Given text:
What Cosmi is missing is an elite physical trait. Sure, he’s great at playing football, but this is NFL Draft season. Every single detail about a prospect is going to be parsed and dissected to a microscopic level. Cosmi has good, but not great, size. He has good, but not great, measurables. Rushing touchdown aside, he has the physical traits of a good, but not great NFL tackle.
His film will back up his lofty status, but if he could throw down an eye-opening mark in one of the physical tests, he would greatly boost his draft stock.
WR Brennen Eagles
The physical traits have to be there: Since Eagles was a top recruit in the class of 2018, his calling card has been measurables. He possesses a huge 6-foot-3, 230-pound frame. He posted elite combine numbers in high school including a 4.5 forty and a 3.99 timed shuttle.
Those traits in college translated to 16.5 yards per catch and 11 touchdowns in his last two seasons, but those numbers come on only 60 catches and fewer than 1000 yards. Other receivers in the class have produced that in the span of one season.
With his lack of production, Eagles cannot afford to have anything less than borderline-elite traits. He needs to give scouts something tantalizing to project and a reason to overlook his lack of production.
DB Caden Sterns
Run a good 40: Sterns remains one of the more instinctual players to man the defensive backfield for the Longhorns in the last few years. A safety who often finds himself in the right spot at the right time makes a lot of plays. But in the NFL, instincts won’t be enough without baseline requisite speed.
Even in college, there were times Sterns was a step behind. That could be attributed to being mismatched that NFL DC’s won’t allow, but all too often he was close but no cigar.
Sterns has the field vision and fluidity to play safety capably, but does he run well enough?
QB Sam Ehlinger
No new questions: When franchises decide to draft a quarterback, they put an immense amount of faith in who they select. That is whether they are pick 1-1, or Mr. Irrelevant.
Quarterback is the most important position on the field, and when NFL coaches put someone in the game, they want there to be only knowns and no unknowns.
Sam Ehlinger needs to accentuate his strengths – ability to process pre-snap, strength and running ability for the position – and make sure no new questions come up about him. That means showing he has arm strength and accuracy, two traits that were often inconsistent for multiple reasons.

Records provided:
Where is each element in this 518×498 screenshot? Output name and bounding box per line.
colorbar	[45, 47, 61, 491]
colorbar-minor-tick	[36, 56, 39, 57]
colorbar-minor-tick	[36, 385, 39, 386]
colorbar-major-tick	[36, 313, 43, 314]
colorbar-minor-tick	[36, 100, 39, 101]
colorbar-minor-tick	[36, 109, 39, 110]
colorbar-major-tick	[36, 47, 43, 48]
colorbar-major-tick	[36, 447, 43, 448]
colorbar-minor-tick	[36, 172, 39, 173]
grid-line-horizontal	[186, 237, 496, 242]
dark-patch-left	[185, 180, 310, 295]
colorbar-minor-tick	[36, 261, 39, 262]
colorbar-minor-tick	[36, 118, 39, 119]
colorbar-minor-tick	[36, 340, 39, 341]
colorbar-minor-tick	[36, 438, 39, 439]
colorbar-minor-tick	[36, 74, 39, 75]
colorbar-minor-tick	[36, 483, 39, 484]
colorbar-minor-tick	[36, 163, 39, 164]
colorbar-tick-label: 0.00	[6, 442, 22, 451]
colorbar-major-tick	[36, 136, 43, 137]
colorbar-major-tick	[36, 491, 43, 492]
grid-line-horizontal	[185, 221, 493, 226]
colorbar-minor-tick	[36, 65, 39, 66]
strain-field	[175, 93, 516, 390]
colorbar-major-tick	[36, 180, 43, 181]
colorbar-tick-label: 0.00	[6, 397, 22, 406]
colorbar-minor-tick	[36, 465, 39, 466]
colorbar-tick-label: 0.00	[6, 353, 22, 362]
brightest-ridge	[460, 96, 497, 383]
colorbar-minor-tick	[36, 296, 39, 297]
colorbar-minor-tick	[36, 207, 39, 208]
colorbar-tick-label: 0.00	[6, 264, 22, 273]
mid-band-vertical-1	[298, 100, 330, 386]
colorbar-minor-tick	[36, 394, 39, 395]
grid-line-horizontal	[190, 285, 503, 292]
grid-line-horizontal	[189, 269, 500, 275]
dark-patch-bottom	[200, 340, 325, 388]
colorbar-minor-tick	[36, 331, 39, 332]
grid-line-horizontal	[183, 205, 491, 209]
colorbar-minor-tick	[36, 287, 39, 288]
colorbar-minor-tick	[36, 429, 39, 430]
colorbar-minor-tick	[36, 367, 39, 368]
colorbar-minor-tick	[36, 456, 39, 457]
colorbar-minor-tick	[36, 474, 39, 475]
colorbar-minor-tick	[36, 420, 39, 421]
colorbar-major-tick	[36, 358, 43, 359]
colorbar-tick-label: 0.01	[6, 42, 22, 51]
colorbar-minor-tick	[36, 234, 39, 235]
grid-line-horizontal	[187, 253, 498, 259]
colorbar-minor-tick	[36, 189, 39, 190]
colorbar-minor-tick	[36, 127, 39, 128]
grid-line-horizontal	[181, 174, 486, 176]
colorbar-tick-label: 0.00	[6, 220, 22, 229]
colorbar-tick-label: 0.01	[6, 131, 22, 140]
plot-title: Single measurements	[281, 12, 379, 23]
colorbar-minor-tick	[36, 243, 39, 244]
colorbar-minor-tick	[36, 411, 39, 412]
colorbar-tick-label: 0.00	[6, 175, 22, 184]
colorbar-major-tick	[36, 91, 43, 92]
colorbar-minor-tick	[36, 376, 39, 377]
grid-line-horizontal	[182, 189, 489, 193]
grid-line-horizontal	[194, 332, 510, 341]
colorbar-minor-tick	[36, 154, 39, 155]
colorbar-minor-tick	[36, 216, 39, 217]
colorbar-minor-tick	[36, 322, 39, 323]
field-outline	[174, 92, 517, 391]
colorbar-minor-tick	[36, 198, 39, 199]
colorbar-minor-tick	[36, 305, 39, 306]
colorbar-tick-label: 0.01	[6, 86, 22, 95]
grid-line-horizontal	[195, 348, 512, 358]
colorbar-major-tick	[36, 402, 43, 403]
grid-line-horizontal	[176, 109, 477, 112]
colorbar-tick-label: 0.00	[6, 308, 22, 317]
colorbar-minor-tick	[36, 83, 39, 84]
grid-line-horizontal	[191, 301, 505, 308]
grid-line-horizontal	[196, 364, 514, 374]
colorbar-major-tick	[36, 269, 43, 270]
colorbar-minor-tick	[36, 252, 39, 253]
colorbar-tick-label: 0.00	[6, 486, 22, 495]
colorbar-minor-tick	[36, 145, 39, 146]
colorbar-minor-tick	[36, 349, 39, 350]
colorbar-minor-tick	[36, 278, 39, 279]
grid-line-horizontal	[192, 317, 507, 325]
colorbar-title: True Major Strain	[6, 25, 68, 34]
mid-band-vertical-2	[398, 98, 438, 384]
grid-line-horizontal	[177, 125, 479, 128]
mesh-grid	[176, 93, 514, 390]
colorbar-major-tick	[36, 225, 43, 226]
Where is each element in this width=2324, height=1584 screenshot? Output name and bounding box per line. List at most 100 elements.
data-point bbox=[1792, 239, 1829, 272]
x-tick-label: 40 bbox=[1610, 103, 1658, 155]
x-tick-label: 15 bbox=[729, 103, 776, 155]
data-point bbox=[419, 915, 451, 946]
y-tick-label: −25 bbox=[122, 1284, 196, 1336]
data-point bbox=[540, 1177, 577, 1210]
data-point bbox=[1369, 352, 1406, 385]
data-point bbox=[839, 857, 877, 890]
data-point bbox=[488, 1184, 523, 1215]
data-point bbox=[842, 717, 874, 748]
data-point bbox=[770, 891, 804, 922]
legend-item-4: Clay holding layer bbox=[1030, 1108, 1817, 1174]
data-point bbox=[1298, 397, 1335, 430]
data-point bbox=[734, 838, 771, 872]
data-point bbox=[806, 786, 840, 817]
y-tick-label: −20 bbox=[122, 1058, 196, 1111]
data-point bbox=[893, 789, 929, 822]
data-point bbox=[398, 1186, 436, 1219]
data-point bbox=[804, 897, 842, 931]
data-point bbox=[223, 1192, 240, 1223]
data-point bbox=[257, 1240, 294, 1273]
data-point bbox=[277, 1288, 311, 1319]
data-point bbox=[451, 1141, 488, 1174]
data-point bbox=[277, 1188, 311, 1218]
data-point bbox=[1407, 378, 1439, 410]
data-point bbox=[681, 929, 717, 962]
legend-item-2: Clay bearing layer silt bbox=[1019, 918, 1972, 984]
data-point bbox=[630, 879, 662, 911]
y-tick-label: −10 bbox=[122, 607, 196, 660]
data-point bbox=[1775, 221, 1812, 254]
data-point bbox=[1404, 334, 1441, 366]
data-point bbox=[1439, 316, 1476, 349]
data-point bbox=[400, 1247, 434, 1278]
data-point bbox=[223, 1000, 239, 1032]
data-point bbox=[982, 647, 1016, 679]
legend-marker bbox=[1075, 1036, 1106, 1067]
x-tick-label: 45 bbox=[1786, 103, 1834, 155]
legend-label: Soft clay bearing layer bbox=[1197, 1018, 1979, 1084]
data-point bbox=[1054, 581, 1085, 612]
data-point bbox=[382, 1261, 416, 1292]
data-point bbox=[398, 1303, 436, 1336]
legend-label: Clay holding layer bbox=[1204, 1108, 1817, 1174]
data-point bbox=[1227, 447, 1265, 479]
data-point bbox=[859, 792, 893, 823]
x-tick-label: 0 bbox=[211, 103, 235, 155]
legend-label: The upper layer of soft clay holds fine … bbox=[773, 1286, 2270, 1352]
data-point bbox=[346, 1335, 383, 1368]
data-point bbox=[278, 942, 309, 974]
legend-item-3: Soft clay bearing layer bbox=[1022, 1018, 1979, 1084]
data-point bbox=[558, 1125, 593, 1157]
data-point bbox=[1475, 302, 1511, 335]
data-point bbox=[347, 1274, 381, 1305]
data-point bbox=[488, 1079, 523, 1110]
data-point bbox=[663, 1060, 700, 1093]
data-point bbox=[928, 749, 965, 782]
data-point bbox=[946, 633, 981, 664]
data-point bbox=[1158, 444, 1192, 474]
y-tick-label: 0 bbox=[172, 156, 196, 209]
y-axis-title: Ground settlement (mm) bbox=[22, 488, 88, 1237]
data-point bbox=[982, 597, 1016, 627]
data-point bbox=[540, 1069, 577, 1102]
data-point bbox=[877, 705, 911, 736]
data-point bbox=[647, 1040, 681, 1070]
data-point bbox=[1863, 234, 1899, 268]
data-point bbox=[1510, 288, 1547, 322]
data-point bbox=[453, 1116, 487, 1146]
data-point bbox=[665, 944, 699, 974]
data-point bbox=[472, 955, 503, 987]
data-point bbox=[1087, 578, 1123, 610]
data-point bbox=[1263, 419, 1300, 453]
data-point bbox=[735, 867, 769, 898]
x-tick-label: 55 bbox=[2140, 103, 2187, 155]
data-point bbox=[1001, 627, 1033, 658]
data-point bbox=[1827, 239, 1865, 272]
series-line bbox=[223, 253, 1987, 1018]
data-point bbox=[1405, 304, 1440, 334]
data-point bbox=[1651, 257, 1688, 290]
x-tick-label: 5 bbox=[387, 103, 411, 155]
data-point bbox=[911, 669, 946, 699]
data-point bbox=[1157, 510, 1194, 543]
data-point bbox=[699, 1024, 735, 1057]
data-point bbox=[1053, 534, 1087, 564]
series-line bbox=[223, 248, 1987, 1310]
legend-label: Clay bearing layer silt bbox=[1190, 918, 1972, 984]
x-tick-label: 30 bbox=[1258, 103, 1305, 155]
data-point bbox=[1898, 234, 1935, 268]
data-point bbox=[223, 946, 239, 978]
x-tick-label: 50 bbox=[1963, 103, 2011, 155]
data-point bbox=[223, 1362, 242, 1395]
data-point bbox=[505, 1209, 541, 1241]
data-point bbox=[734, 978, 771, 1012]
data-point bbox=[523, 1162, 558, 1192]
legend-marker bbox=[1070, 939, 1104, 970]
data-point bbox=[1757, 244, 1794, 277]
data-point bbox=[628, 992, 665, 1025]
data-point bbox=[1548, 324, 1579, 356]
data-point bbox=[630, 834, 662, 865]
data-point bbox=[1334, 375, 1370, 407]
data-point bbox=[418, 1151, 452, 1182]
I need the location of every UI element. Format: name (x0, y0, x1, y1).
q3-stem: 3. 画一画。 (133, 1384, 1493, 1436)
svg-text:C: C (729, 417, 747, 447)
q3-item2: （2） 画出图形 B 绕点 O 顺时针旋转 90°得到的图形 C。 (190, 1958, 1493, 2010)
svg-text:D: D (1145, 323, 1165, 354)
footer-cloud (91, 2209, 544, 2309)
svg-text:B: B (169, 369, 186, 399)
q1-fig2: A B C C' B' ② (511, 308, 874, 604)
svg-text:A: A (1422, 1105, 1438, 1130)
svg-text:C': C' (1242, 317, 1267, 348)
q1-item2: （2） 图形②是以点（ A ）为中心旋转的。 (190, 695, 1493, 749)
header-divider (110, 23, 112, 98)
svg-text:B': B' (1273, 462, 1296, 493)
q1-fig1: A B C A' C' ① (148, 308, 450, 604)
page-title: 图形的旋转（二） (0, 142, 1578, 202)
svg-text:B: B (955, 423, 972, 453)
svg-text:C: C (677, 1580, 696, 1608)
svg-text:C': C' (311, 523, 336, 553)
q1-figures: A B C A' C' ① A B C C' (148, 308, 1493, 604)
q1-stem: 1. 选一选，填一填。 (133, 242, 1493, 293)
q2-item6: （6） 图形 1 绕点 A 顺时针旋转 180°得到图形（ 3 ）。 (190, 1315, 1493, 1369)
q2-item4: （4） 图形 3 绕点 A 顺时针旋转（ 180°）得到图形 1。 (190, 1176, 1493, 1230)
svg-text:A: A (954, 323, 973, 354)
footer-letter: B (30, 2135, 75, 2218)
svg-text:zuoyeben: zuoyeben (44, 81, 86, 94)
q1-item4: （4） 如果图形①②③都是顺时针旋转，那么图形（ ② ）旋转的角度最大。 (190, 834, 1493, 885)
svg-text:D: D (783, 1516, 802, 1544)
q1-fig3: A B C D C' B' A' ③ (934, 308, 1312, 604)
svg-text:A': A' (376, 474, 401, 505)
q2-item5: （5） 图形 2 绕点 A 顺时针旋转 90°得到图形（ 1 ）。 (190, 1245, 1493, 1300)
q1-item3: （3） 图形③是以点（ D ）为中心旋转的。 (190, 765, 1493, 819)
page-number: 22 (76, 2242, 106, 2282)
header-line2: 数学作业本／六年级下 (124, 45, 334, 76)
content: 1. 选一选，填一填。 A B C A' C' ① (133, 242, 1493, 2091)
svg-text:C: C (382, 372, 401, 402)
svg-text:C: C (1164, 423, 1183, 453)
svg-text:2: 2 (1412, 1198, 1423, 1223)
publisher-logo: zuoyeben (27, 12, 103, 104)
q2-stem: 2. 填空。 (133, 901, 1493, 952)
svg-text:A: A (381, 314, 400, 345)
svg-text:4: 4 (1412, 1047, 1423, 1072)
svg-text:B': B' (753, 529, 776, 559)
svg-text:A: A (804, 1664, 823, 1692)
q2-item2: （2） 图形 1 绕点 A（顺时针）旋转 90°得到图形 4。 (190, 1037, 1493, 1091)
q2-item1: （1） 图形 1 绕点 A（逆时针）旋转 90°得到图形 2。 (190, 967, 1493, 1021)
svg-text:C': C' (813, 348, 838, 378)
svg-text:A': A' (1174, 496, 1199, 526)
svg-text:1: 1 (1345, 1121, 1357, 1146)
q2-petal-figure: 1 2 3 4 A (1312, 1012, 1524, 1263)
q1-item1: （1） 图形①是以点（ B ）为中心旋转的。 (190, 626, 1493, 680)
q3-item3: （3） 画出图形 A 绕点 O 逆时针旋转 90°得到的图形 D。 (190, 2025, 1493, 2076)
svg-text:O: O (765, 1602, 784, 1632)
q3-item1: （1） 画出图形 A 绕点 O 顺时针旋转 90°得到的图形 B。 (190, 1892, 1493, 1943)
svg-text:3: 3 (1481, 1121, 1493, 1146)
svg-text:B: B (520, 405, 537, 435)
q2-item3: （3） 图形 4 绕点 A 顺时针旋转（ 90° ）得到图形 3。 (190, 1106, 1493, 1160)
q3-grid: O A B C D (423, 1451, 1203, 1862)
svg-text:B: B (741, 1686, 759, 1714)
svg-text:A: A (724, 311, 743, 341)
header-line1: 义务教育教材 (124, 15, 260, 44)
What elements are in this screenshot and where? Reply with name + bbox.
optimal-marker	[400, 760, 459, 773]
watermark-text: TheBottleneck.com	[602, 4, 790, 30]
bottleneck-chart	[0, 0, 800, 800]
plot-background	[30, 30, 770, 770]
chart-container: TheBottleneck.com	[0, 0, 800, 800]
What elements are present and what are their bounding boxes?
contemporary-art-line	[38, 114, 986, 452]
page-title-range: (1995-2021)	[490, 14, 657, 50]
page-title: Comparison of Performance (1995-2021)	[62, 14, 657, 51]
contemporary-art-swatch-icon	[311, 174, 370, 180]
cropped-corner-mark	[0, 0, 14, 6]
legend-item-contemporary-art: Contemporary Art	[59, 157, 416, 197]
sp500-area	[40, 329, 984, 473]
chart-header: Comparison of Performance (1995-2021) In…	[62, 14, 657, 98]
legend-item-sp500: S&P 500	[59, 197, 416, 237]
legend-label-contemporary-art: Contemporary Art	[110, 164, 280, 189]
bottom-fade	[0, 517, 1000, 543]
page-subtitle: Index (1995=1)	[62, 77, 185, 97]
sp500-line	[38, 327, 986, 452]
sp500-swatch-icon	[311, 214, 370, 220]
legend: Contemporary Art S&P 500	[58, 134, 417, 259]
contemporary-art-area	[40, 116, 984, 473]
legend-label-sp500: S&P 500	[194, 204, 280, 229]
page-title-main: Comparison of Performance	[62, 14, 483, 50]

Required action A:
According to the draft prospects text, what forty time did Brennen Eagles post in high school?
Required action B:
Duplicate a passage of the draft prospects text word for word, beginning at the words "QB Sam Ehlinger" and stopping after the words "and no unknowns.".
Required action C:
Pick up the draft prospects text after its last sentence and keep writing.
The material has nothing to do with the draft prospects text.

Written reply A:
He ran a 4.5 forty.

Written reply B:
QB Sam Ehlinger
No new questions: When franchises decide to draft a quarterback, they put an immense amount of faith in who they select. That is whether they are pick 1-1, or Mr. Irrelevant.
Quarterback is the most important position on the field, and when NFL coaches put someone in the game, they want there to be only knowns and no unknowns.

Written reply C:
DL Ta’Quon Graham
Display good agility times: The smaller you are, the better you have to move. By NFL defensive line standards, Graham is not big, and more of a tweener who is likely slated for 3-4 defensive end. His athleticism, as it relates to getting to the quarterback, best translates to 3-tech, but then you wonder about his ability to hold up against the run versus the interior wooly mammoths who populate the league. Quality agility times would give NFL evaluators reason for optimism that he can get in the backfield from defensive end.
Like Chris Brown and Ossai, Graham will receive high marks for his work ethic, toughness, and attitude. A good pro day would further build on a good week at the Senior Bowl.
DB Chris Brown
Do something spectacular/display a physical trait that transfers to the NFL: Chris Brown turned in a fine career in a Texas uniform, and is a testament to waiting and developing during one’s time in a program. But over the course of his career, how many times did you think to yourself, that’s an NFL play? Beyond the tracking and smacking of Clyde Edwards-Helaire, there weren’t a lot of elite plays.
He had some big hits and interceptions. Overall, he had solid play. Solid play is below the standard of the NFL. Brown will need to offer something exceptional for teams to want to spend any amount of money on him, let alone a pick.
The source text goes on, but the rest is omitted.